- [Prompt] Extract every line from the records below that contains the word "proportional".

Dataset items

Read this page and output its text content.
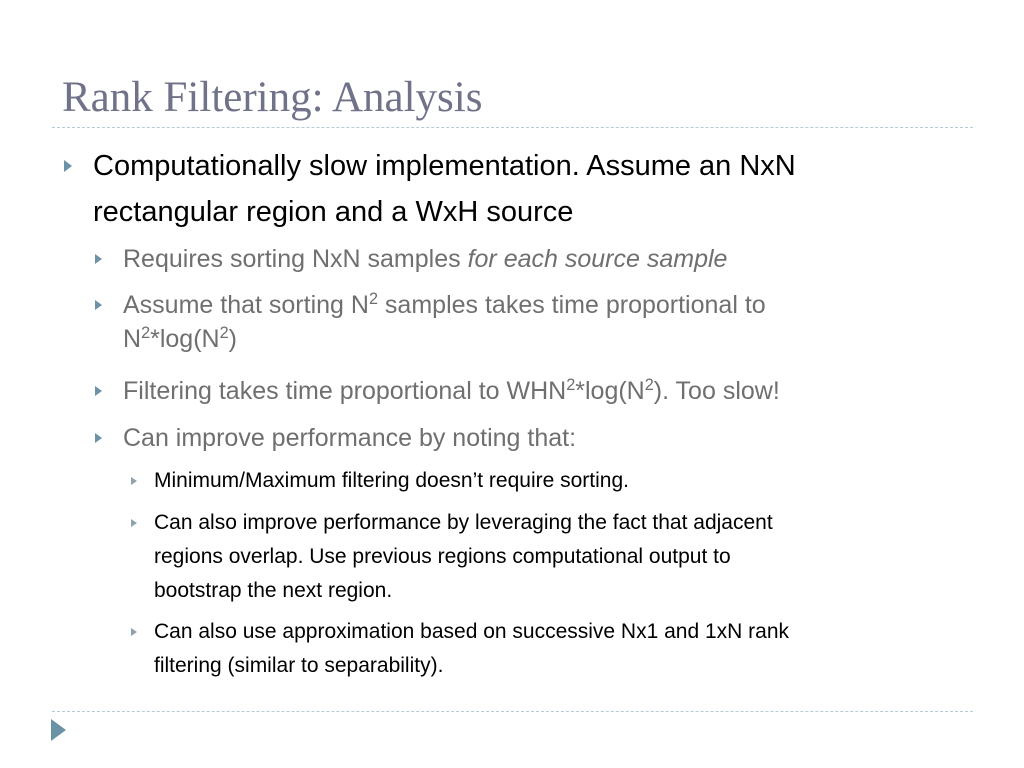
Rank Filtering: Analysis

Computationally slow implementation. Assume an NxN
rectangular region and a WxH source

Requires sorting NxN samples for each source sample

Assume that sorting $N^2$ samples takes time proportional to
$N^2*\log(N^2)$

Filtering takes time proportional to $WHN^2*\log(N^2)$. Too slow!

Can improve performance by noting that:

Minimum/Maximum filtering doesn’t require sorting.

Can also improve performance by leveraging the fact that adjacent
regions overlap. Use previous regions computational output to
bootstrap the next region.

Can also use approximation based on successive Nx1 and 1xN rank
filtering (similar to separability).
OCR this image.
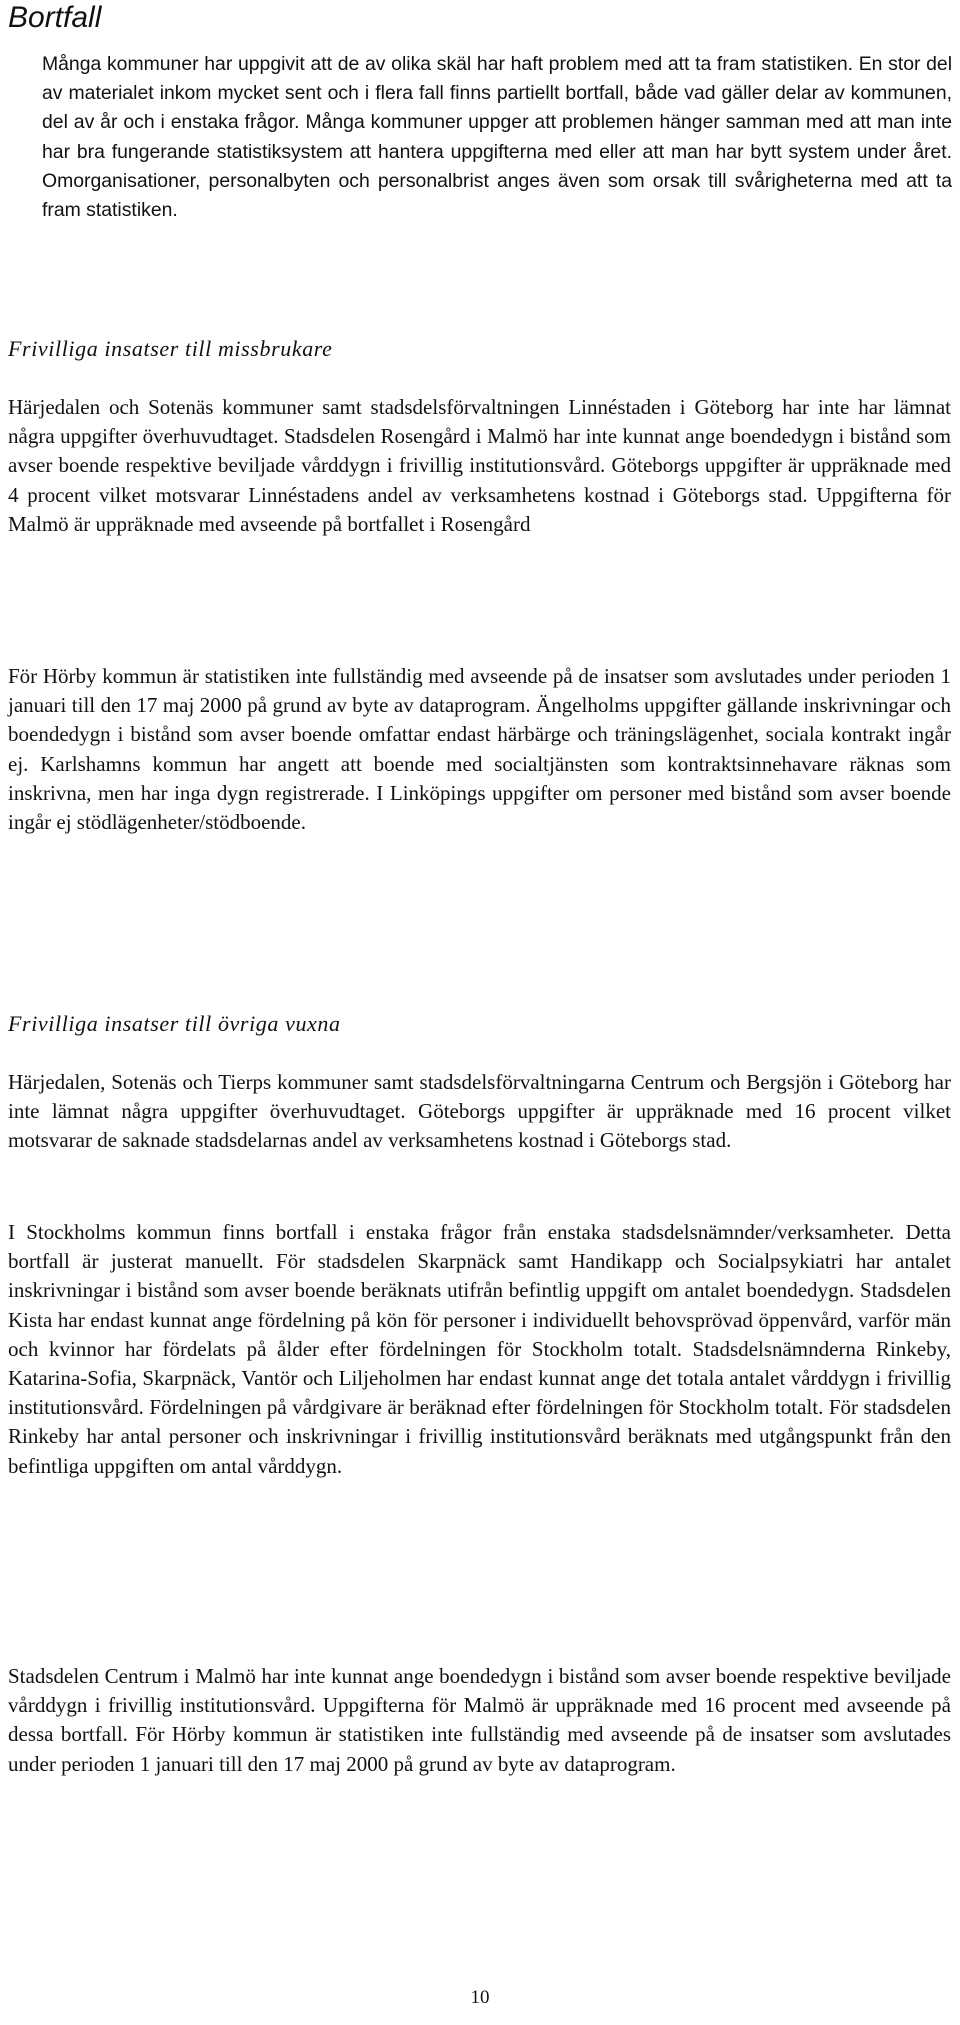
Bortfall

Många kommuner har uppgivit att de av olika skäl har haft problem med att ta fram statistiken. En stor del av materialet inkom mycket sent och i flera fall finns partiellt bortfall, både vad gäller delar av kommunen, del av år och i enstaka frågor. Många kommuner uppger att problemen hänger samman med att man inte har bra fungerande statistiksystem att hantera uppgifterna med eller att man har bytt system under året. Omorganisationer, personalbyten och personalbrist anges även som orsak till svårigheterna med att ta fram statistiken.

Frivilliga insatser till missbrukare

Härjedalen och Sotenäs kommuner samt stadsdelsförvaltningen Linnéstaden i Göteborg har inte har lämnat några uppgifter överhuvudtaget. Stadsdelen Rosengård i Malmö har inte kunnat ange boendedygn i bistånd som avser boende respektive beviljade vårddygn i frivillig institutionsvård. Göteborgs uppgifter är uppräknade med 4 procent vilket motsvarar Linnéstadens andel av verksamhetens kostnad i Göteborgs stad. Uppgifterna för Malmö är uppräknade med avseende på bortfallet i Rosengård

För Hörby kommun är statistiken inte fullständig med avseende på de insatser som avslutades under perioden 1 januari till den 17 maj 2000 på grund av byte av dataprogram. Ängelholms uppgifter gällande inskrivningar och boendedygn i bistånd som avser boende omfattar endast härbärge och träningslägenhet, sociala kontrakt ingår ej. Karlshamns kommun har angett att boende med socialtjänsten som kontraktsinnehavare räknas som inskrivna, men har inga dygn registrerade. I Linköpings uppgifter om personer med bistånd som avser boende ingår ej stödlägenheter/stödboende.

Frivilliga insatser till övriga vuxna

Härjedalen, Sotenäs och Tierps kommuner samt stadsdelsförvaltningarna Centrum och Bergsjön i Göteborg har inte lämnat några uppgifter överhuvudtaget. Göteborgs uppgifter är uppräknade med 16 procent vilket motsvarar de saknade stadsdelarnas andel av verksamhetens kostnad i Göteborgs stad.

I Stockholms kommun finns bortfall i enstaka frågor från enstaka stadsdelsnämnder/verksamheter. Detta bortfall är justerat manuellt. För stadsdelen Skarpnäck samt Handikapp och Socialpsykiatri har antalet inskrivningar i bistånd som avser boende beräknats utifrån befintlig uppgift om antalet boendedygn. Stadsdelen Kista har endast kunnat ange fördelning på kön för personer i individuellt behovsprövad öppenvård, varför män och kvinnor har fördelats på ålder efter fördelningen för Stockholm totalt. Stadsdelsnämnderna Rinkeby, Katarina-Sofia, Skarpnäck, Vantör och Liljeholmen har endast kunnat ange det totala antalet vårddygn i frivillig institutionsvård. Fördelningen på vårdgivare är beräknad efter fördelningen för Stockholm totalt. För stadsdelen Rinkeby har antal personer och inskrivningar i frivillig institutionsvård beräknats med utgångspunkt från den befintliga uppgiften om antal vårddygn.

Stadsdelen Centrum i Malmö har inte kunnat ange boendedygn i bistånd som avser boende respektive beviljade vårddygn i frivillig institutionsvård. Uppgifterna för Malmö är uppräknade med 16 procent med avseende på dessa bortfall. För Hörby kommun är statistiken inte fullständig med avseende på de insatser som avslutades under perioden 1 januari till den 17 maj 2000 på grund av byte av dataprogram.

10
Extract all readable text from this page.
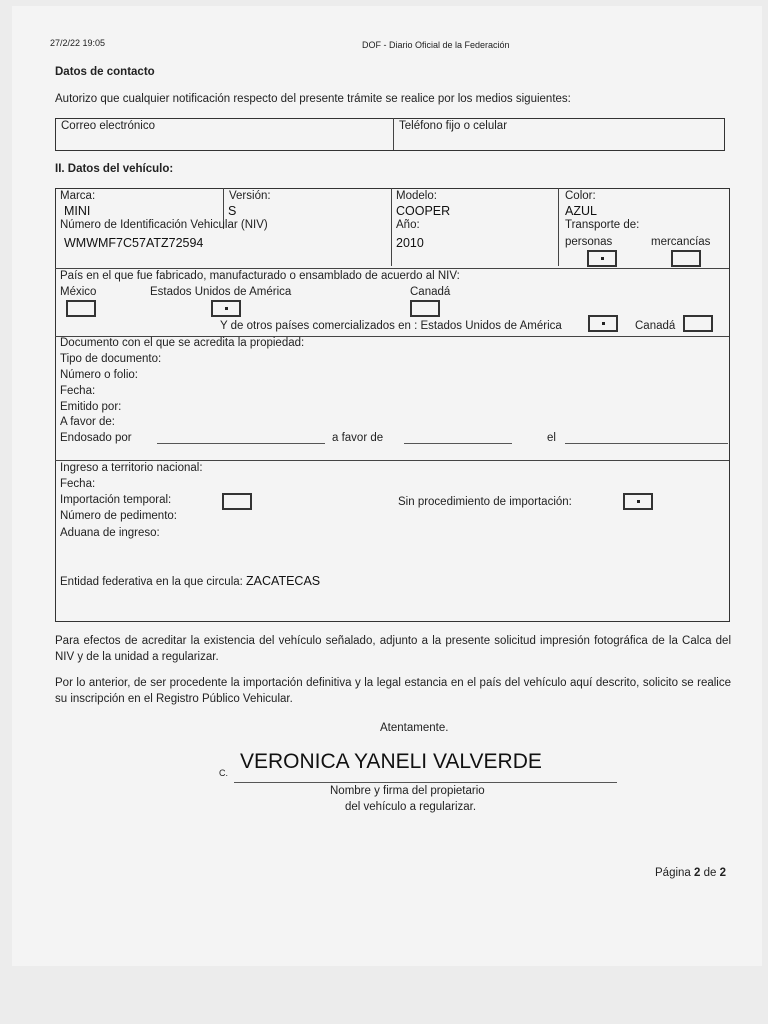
27/2/22 19:05	DOF - Diario Oficial de la Federación
Datos de contacto
Autorizo que cualquier notificación respecto del presente trámite se realice por los medios siguientes:
Correo electrónico	Teléfono fijo o celular
II. Datos del vehículo:
Marca:
MINI
Versión:
S
Modelo:
COOPER
Color:
AZUL
Número de Identificación Vehicular (NIV)
WMWMF7C57ATZ72594
Año:
2010
Transporte de:
personas	mercancías
País en el que fue fabricado, manufacturado o ensamblado de acuerdo al NIV:
México	Estados Unidos de América	Canadá
Y de otros países comercializados en : Estados Unidos de América	Canadá
Documento con el que se acredita la propiedad:
Tipo de documento:
Número o folio:
Fecha:
Emitido por:
A favor de:
Endosado por	a favor de	el
Ingreso a territorio nacional:
Fecha:
Importación temporal:	Sin procedimiento de importación:
Número de pedimento:
Aduana de ingreso:
Entidad federativa en la que circula: ZACATECAS
Para efectos de acreditar la existencia del vehículo señalado, adjunto a la presente solicitud impresión fotográfica de la Calca del NIV y de la unidad a regularizar.
Por lo anterior, de ser procedente la importación definitiva y la legal estancia en el país del vehículo aquí descrito, solicito se realice su inscripción en el Registro Público Vehicular.
Atentamente.
C. VERONICA YANELI VALVERDE
Nombre y firma del propietario
del vehículo a regularizar.
Página 2 de 2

- [Exercise solution]
Assume that sorting $N^2$ samples takes time proportional to
Filtering takes time proportional to $WHN^2*\log(N^2)$. Too slow!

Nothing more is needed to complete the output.